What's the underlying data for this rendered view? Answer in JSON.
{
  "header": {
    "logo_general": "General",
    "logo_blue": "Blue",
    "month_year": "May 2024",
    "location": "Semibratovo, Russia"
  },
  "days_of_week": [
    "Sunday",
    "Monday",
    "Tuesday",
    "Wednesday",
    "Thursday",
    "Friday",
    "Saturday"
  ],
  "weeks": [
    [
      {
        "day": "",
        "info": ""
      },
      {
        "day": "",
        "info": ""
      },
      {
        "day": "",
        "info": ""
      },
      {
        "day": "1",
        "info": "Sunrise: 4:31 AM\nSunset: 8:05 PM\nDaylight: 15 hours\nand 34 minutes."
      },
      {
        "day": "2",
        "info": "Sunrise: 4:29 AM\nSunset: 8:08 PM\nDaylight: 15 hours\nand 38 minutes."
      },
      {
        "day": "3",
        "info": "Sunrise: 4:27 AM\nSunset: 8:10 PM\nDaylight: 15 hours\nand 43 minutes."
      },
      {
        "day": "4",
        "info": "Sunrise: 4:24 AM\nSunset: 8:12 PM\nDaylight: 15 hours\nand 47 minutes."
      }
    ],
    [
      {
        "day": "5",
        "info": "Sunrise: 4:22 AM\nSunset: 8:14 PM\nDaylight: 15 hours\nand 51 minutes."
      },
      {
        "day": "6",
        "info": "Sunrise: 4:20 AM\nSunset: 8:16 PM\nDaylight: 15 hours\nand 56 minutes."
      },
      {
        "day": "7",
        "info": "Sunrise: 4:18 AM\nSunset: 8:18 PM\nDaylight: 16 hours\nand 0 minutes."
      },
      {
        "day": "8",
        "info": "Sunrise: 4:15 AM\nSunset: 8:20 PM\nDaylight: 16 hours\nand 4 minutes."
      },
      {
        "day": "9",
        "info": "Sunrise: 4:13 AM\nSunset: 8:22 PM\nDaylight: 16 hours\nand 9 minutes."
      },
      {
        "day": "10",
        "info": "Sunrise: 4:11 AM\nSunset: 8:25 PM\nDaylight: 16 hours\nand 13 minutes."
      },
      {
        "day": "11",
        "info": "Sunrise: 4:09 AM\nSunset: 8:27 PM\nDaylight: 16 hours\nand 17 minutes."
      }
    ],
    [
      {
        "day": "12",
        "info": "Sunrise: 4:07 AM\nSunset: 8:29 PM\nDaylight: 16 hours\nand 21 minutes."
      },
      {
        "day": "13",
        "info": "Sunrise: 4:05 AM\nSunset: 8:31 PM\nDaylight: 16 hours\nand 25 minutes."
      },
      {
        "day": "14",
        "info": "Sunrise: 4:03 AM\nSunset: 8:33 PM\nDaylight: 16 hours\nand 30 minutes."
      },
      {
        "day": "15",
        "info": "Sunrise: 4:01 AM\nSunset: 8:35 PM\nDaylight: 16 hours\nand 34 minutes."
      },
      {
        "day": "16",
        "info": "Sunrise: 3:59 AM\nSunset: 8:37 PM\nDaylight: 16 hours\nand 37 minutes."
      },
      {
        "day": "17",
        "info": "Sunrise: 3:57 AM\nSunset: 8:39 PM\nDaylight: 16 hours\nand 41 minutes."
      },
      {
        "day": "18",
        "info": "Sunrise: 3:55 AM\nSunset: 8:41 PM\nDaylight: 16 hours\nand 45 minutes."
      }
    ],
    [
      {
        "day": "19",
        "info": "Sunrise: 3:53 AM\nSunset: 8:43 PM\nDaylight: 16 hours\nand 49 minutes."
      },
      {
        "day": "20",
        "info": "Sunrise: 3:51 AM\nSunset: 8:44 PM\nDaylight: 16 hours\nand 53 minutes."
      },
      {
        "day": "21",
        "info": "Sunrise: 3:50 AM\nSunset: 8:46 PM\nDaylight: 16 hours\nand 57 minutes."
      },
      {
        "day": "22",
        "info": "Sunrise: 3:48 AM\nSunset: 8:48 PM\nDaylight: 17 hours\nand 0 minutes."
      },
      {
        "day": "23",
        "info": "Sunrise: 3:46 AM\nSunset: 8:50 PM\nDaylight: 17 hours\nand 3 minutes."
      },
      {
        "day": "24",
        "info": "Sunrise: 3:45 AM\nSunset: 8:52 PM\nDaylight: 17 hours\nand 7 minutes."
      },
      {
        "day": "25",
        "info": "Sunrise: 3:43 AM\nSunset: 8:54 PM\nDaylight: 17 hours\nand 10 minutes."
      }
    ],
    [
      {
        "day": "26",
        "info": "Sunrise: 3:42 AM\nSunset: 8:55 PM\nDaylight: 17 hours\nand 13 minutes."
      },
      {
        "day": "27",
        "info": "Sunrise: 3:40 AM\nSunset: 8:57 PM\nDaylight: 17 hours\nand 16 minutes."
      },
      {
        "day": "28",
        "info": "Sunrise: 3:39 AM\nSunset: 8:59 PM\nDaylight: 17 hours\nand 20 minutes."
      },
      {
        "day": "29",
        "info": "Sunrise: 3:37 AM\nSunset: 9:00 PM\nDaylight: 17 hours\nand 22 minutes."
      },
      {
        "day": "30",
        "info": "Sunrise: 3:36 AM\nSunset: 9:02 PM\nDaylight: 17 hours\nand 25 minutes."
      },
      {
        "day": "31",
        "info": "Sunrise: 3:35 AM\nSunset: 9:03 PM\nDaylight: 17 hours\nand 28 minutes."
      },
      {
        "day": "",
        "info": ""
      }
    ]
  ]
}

*Set exercise*: Copy out each record exactly as given, omitting none.

*Result of this exercise*:
What's the underlying data for this rendered view? Answer in JSON.
{
  "header": {
    "logo_general": "General",
    "logo_blue": "Blue",
    "month_year": "May 2024",
    "location": "Semibratovo, Russia"
  },
  "days_of_week": [
    "Sunday",
    "Monday",
    "Tuesday",
    "Wednesday",
    "Thursday",
    "Friday",
    "Saturday"
  ],
  "weeks": [
    [
      {
        "day": "",
        "info": ""
      },
      {
        "day": "",
        "info": ""
      },
      {
        "day": "",
        "info": ""
      },
      {
        "day": "1",
        "info": "Sunrise: 4:31 AM\nSunset: 8:05 PM\nDaylight: 15 hours\nand 34 minutes."
      },
      {
        "day": "2",
        "info": "Sunrise: 4:29 AM\nSunset: 8:08 PM\nDaylight: 15 hours\nand 38 minutes."
      },
      {
        "day": "3",
        "info": "Sunrise: 4:27 AM\nSunset: 8:10 PM\nDaylight: 15 hours\nand 43 minutes."
      },
      {
        "day": "4",
        "info": "Sunrise: 4:24 AM\nSunset: 8:12 PM\nDaylight: 15 hours\nand 47 minutes."
      }
    ],
    [
      {
        "day": "5",
        "info": "Sunrise: 4:22 AM\nSunset: 8:14 PM\nDaylight: 15 hours\nand 51 minutes."
      },
      {
        "day": "6",
        "info": "Sunrise: 4:20 AM\nSunset: 8:16 PM\nDaylight: 15 hours\nand 56 minutes."
      },
      {
        "day": "7",
        "info": "Sunrise: 4:18 AM\nSunset: 8:18 PM\nDaylight: 16 hours\nand 0 minutes."
      },
      {
        "day": "8",
        "info": "Sunrise: 4:15 AM\nSunset: 8:20 PM\nDaylight: 16 hours\nand 4 minutes."
      },
      {
        "day": "9",
        "info": "Sunrise: 4:13 AM\nSunset: 8:22 PM\nDaylight: 16 hours\nand 9 minutes."
      },
      {
        "day": "10",
        "info": "Sunrise: 4:11 AM\nSunset: 8:25 PM\nDaylight: 16 hours\nand 13 minutes."
      },
      {
        "day": "11",
        "info": "Sunrise: 4:09 AM\nSunset: 8:27 PM\nDaylight: 16 hours\nand 17 minutes."
      }
    ],
    [
      {
        "day": "12",
        "info": "Sunrise: 4:07 AM\nSunset: 8:29 PM\nDaylight: 16 hours\nand 21 minutes."
      },
      {
        "day": "13",
        "info": "Sunrise: 4:05 AM\nSunset: 8:31 PM\nDaylight: 16 hours\nand 25 minutes."
      },
      {
        "day": "14",
        "info": "Sunrise: 4:03 AM\nSunset: 8:33 PM\nDaylight: 16 hours\nand 30 minutes."
      },
      {
        "day": "15",
        "info": "Sunrise: 4:01 AM\nSunset: 8:35 PM\nDaylight: 16 hours\nand 34 minutes."
      },
      {
        "day": "16",
        "info": "Sunrise: 3:59 AM\nSunset: 8:37 PM\nDaylight: 16 hours\nand 37 minutes."
      },
      {
        "day": "17",
        "info": "Sunrise: 3:57 AM\nSunset: 8:39 PM\nDaylight: 16 hours\nand 41 minutes."
      },
      {
        "day": "18",
        "info": "Sunrise: 3:55 AM\nSunset: 8:41 PM\nDaylight: 16 hours\nand 45 minutes."
      }
    ],
    [
      {
        "day": "19",
        "info": "Sunrise: 3:53 AM\nSunset: 8:43 PM\nDaylight: 16 hours\nand 49 minutes."
      },
      {
        "day": "20",
        "info": "Sunrise: 3:51 AM\nSunset: 8:44 PM\nDaylight: 16 hours\nand 53 minutes."
      },
      {
        "day": "21",
        "info": "Sunrise: 3:50 AM\nSunset: 8:46 PM\nDaylight: 16 hours\nand 57 minutes."
      },
      {
        "day": "22",
        "info": "Sunrise: 3:48 AM\nSunset: 8:48 PM\nDaylight: 17 hours\nand 0 minutes."
      },
      {
        "day": "23",
        "info": "Sunrise: 3:46 AM\nSunset: 8:50 PM\nDaylight: 17 hours\nand 3 minutes."
      },
      {
        "day": "24",
        "info": "Sunrise: 3:45 AM\nSunset: 8:52 PM\nDaylight: 17 hours\nand 7 minutes."
      },
      {
        "day": "25",
        "info": "Sunrise: 3:43 AM\nSunset: 8:54 PM\nDaylight: 17 hours\nand 10 minutes."
      }
    ],
    [
      {
        "day": "26",
        "info": "Sunrise: 3:42 AM\nSunset: 8:55 PM\nDaylight: 17 hours\nand 13 minutes."
      },
      {
        "day": "27",
        "info": "Sunrise: 3:40 AM\nSunset: 8:57 PM\nDaylight: 17 hours\nand 16 minutes."
      },
      {
        "day": "28",
        "info": "Sunrise: 3:39 AM\nSunset: 8:59 PM\nDaylight: 17 hours\nand 20 minutes."
      },
      {
        "day": "29",
        "info": "Sunrise: 3:37 AM\nSunset: 9:00 PM\nDaylight: 17 hours\nand 22 minutes."
      },
      {
        "day": "30",
        "info": "Sunrise: 3:36 AM\nSunset: 9:02 PM\nDaylight: 17 hours\nand 25 minutes."
      },
      {
        "day": "31",
        "info": "Sunrise: 3:35 AM\nSunset: 9:03 PM\nDaylight: 17 hours\nand 28 minutes."
      },
      {
        "day": "",
        "info": ""
      }
    ]
  ]
}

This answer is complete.